**Exercise description:**
Write out all the data again, exactly as it stands.

**Data excerpts:**
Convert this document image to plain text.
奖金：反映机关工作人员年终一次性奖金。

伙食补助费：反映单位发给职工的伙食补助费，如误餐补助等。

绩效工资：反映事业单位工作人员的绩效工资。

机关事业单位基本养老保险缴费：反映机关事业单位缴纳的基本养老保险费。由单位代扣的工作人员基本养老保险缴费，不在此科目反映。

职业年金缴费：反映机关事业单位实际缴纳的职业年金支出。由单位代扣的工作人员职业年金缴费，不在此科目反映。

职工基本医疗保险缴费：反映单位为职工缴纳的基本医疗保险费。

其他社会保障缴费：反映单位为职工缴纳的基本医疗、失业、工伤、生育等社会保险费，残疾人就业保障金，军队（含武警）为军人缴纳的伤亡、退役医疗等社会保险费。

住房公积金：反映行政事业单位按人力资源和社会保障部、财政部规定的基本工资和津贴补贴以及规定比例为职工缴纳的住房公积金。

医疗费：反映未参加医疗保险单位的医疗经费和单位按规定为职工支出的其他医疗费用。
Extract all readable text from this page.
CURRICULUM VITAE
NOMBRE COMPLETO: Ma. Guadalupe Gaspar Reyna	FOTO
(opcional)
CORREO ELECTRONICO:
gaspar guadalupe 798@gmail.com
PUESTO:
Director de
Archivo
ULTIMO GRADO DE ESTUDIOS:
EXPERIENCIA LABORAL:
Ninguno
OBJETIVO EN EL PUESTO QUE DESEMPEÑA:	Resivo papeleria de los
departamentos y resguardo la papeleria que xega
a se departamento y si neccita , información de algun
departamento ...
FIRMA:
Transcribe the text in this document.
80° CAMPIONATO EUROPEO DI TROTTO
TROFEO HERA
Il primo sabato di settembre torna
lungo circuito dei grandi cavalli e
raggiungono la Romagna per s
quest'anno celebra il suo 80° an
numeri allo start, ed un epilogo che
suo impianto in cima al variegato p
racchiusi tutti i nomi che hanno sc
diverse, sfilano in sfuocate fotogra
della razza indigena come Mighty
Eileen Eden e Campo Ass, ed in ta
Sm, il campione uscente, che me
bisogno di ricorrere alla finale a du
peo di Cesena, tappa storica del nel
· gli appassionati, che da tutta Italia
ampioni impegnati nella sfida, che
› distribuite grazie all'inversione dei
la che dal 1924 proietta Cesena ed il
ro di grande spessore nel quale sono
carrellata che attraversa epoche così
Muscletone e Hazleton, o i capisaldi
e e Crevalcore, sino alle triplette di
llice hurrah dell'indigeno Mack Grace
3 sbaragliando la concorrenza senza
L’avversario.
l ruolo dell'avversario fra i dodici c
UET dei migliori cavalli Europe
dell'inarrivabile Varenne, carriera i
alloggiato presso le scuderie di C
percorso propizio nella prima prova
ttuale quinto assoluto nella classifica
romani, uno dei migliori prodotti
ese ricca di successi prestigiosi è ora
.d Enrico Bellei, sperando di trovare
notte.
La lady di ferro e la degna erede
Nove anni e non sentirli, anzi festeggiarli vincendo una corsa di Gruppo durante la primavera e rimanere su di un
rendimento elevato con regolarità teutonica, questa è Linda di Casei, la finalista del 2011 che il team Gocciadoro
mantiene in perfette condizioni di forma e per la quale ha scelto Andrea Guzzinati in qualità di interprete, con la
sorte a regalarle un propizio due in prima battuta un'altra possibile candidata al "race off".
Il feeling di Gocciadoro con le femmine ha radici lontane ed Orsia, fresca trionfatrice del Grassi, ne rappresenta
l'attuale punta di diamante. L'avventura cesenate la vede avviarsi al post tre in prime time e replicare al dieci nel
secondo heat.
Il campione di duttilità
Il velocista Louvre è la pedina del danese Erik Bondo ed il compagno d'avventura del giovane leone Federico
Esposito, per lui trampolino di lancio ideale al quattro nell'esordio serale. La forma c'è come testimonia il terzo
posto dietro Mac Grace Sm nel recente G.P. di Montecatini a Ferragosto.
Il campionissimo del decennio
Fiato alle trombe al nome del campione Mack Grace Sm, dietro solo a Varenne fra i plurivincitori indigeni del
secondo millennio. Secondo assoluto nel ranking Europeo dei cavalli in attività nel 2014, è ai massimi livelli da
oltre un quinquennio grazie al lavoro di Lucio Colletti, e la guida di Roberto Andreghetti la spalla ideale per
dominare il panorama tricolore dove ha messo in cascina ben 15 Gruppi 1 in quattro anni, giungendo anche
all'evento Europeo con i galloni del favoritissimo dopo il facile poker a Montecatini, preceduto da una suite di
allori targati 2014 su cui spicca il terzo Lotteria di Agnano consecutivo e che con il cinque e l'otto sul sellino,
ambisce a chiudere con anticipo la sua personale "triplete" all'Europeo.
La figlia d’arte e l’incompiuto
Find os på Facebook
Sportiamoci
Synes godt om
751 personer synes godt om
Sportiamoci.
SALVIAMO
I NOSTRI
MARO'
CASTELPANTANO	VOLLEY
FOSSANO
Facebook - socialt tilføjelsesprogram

**Written response:**
Convert this document image to plain text.
奖金：反映机关工作人员年终一次性奖金。

伙食补助费：反映单位发给职工的伙食补助费，如误餐补助等。

绩效工资：反映事业单位工作人员的绩效工资。

机关事业单位基本养老保险缴费：反映机关事业单位缴纳的基本养老保险费。由单位代扣的工作人员基本养老保险缴费，不在此科目反映。

职业年金缴费：反映机关事业单位实际缴纳的职业年金支出。由单位代扣的工作人员职业年金缴费，不在此科目反映。

职工基本医疗保险缴费：反映单位为职工缴纳的基本医疗保险费。

其他社会保障缴费：反映单位为职工缴纳的基本医疗、失业、工伤、生育等社会保险费，残疾人就业保障金，军队（含武警）为军人缴纳的伤亡、退役医疗等社会保险费。

住房公积金：反映行政事业单位按人力资源和社会保障部、财政部规定的基本工资和津贴补贴以及规定比例为职工缴纳的住房公积金。

医疗费：反映未参加医疗保险单位的医疗经费和单位按规定为职工支出的其他医疗费用。
Extract all readable text from this page.
CURRICULUM VITAE
NOMBRE COMPLETO: Ma. Guadalupe Gaspar Reyna	FOTO
(opcional)
CORREO ELECTRONICO:
gaspar guadalupe 798@gmail.com
PUESTO:
Director de
Archivo
ULTIMO GRADO DE ESTUDIOS:
EXPERIENCIA LABORAL:
Ninguno
OBJETIVO EN EL PUESTO QUE DESEMPEÑA:	Resivo papeleria de los
departamentos y resguardo la papeleria que xega
a se departamento y si neccita , información de algun
departamento ...
FIRMA:
Transcribe the text in this document.
80° CAMPIONATO EUROPEO DI TROTTO
TROFEO HERA
Il primo sabato di settembre torna
lungo circuito dei grandi cavalli e
raggiungono la Romagna per s
quest'anno celebra il suo 80° an
numeri allo start, ed un epilogo che
suo impianto in cima al variegato p
racchiusi tutti i nomi che hanno sc
diverse, sfilano in sfuocate fotogra
della razza indigena come Mighty
Eileen Eden e Campo Ass, ed in ta
Sm, il campione uscente, che me
bisogno di ricorrere alla finale a du
peo di Cesena, tappa storica del nel
· gli appassionati, che da tutta Italia
ampioni impegnati nella sfida, che
› distribuite grazie all'inversione dei
la che dal 1924 proietta Cesena ed il
ro di grande spessore nel quale sono
carrellata che attraversa epoche così
Muscletone e Hazleton, o i capisaldi
e e Crevalcore, sino alle triplette di
llice hurrah dell'indigeno Mack Grace
3 sbaragliando la concorrenza senza
L’avversario.
l ruolo dell'avversario fra i dodici c
UET dei migliori cavalli Europe
dell'inarrivabile Varenne, carriera i
alloggiato presso le scuderie di C
percorso propizio nella prima prova
ttuale quinto assoluto nella classifica
romani, uno dei migliori prodotti
ese ricca di successi prestigiosi è ora
.d Enrico Bellei, sperando di trovare
notte.
La lady di ferro e la degna erede
Nove anni e non sentirli, anzi festeggiarli vincendo una corsa di Gruppo durante la primavera e rimanere su di un
rendimento elevato con regolarità teutonica, questa è Linda di Casei, la finalista del 2011 che il team Gocciadoro
mantiene in perfette condizioni di forma e per la quale ha scelto Andrea Guzzinati in qualità di interprete, con la
sorte a regalarle un propizio due in prima battuta un'altra possibile candidata al "race off".
Il feeling di Gocciadoro con le femmine ha radici lontane ed Orsia, fresca trionfatrice del Grassi, ne rappresenta
l'attuale punta di diamante. L'avventura cesenate la vede avviarsi al post tre in prime time e replicare al dieci nel
secondo heat.
Il campione di duttilità
Il velocista Louvre è la pedina del danese Erik Bondo ed il compagno d'avventura del giovane leone Federico
Esposito, per lui trampolino di lancio ideale al quattro nell'esordio serale. La forma c'è come testimonia il terzo
posto dietro Mac Grace Sm nel recente G.P. di Montecatini a Ferragosto.
Il campionissimo del decennio
Fiato alle trombe al nome del campione Mack Grace Sm, dietro solo a Varenne fra i plurivincitori indigeni del
secondo millennio. Secondo assoluto nel ranking Europeo dei cavalli in attività nel 2014, è ai massimi livelli da
oltre un quinquennio grazie al lavoro di Lucio Colletti, e la guida di Roberto Andreghetti la spalla ideale per
dominare il panorama tricolore dove ha messo in cascina ben 15 Gruppi 1 in quattro anni, giungendo anche
all'evento Europeo con i galloni del favoritissimo dopo il facile poker a Montecatini, preceduto da una suite di
allori targati 2014 su cui spicca il terzo Lotteria di Agnano consecutivo e che con il cinque e l'otto sul sellino,
ambisce a chiudere con anticipo la sua personale "triplete" all'Europeo.
La figlia d’arte e l’incompiuto
Find os på Facebook
Sportiamoci
Synes godt om
751 personer synes godt om
Sportiamoci.
SALVIAMO
I NOSTRI
MARO'
CASTELPANTANO	VOLLEY
FOSSANO
Facebook - socialt tilføjelsesprogram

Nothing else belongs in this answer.